> Your instructions
Copy out all of the material exactly as presented.

> Records about charts and figures

______

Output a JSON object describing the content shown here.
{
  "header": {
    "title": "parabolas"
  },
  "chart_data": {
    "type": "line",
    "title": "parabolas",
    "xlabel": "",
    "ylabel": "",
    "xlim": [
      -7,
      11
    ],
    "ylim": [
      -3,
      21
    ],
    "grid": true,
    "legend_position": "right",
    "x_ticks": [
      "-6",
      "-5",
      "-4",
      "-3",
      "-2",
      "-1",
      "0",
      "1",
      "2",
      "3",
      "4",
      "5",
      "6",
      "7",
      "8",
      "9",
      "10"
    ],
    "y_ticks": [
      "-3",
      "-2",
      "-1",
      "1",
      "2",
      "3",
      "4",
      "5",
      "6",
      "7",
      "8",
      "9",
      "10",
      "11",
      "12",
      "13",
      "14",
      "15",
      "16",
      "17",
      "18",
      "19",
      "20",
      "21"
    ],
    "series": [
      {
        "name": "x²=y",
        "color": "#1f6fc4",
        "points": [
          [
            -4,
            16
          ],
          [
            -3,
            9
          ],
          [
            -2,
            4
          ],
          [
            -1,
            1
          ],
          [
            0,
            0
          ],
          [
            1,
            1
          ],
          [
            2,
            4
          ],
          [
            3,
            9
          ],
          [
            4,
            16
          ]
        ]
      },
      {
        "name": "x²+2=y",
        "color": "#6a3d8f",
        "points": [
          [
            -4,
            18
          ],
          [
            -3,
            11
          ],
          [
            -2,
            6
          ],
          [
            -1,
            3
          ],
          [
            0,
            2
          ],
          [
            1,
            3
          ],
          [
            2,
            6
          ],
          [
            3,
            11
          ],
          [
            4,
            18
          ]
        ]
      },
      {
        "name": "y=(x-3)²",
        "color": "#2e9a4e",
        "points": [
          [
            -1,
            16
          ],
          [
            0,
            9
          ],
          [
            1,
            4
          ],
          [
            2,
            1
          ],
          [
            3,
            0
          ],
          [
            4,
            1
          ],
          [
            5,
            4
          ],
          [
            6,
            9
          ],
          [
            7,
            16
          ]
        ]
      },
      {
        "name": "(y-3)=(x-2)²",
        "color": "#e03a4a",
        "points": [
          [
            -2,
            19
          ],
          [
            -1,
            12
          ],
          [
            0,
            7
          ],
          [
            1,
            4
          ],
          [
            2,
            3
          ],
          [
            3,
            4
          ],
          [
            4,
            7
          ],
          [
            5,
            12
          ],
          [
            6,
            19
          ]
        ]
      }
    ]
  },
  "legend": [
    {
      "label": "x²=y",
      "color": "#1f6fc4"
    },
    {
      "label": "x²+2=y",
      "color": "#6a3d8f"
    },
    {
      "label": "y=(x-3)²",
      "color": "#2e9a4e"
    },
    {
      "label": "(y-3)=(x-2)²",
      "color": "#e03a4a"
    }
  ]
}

______

> Final result
Output a JSON object describing the content shown here.
{
  "header": {
    "title": "parabolas"
  },
  "chart_data": {
    "type": "line",
    "title": "parabolas",
    "xlabel": "",
    "ylabel": "",
    "xlim": [
      -7,
      11
    ],
    "ylim": [
      -3,
      21
    ],
    "grid": true,
    "legend_position": "right",
    "x_ticks": [
      "-6",
      "-5",
      "-4",
      "-3",
      "-2",
      "-1",
      "0",
      "1",
      "2",
      "3",
      "4",
      "5",
      "6",
      "7",
      "8",
      "9",
      "10"
    ],
    "y_ticks": [
      "-3",
      "-2",
      "-1",
      "1",
      "2",
      "3",
      "4",
      "5",
      "6",
      "7",
      "8",
      "9",
      "10",
      "11",
      "12",
      "13",
      "14",
      "15",
      "16",
      "17",
      "18",
      "19",
      "20",
      "21"
    ],
    "series": [
      {
        "name": "x²=y",
        "color": "#1f6fc4",
        "points": [
          [
            -4,
            16
          ],
          [
            -3,
            9
          ],
          [
            -2,
            4
          ],
          [
            -1,
            1
          ],
          [
            0,
            0
          ],
          [
            1,
            1
          ],
          [
            2,
            4
          ],
          [
            3,
            9
          ],
          [
            4,
            16
          ]
        ]
      },
      {
        "name": "x²+2=y",
        "color": "#6a3d8f",
        "points": [
          [
            -4,
            18
          ],
          [
            -3,
            11
          ],
          [
            -2,
            6
          ],
          [
            -1,
            3
          ],
          [
            0,
            2
          ],
          [
            1,
            3
          ],
          [
            2,
            6
          ],
          [
            3,
            11
          ],
          [
            4,
            18
          ]
        ]
      },
      {
        "name": "y=(x-3)²",
        "color": "#2e9a4e",
        "points": [
          [
            -1,
            16
          ],
          [
            0,
            9
          ],
          [
            1,
            4
          ],
          [
            2,
            1
          ],
          [
            3,
            0
          ],
          [
            4,
            1
          ],
          [
            5,
            4
          ],
          [
            6,
            9
          ],
          [
            7,
            16
          ]
        ]
      },
      {
        "name": "(y-3)=(x-2)²",
        "color": "#e03a4a",
        "points": [
          [
            -2,
            19
          ],
          [
            -1,
            12
          ],
          [
            0,
            7
          ],
          [
            1,
            4
          ],
          [
            2,
            3
          ],
          [
            3,
            4
          ],
          [
            4,
            7
          ],
          [
            5,
            12
          ],
          [
            6,
            19
          ]
        ]
      }
    ]
  },
  "legend": [
    {
      "label": "x²=y",
      "color": "#1f6fc4"
    },
    {
      "label": "x²+2=y",
      "color": "#6a3d8f"
    },
    {
      "label": "y=(x-3)²",
      "color": "#2e9a4e"
    },
    {
      "label": "(y-3)=(x-2)²",
      "color": "#e03a4a"
    }
  ]
}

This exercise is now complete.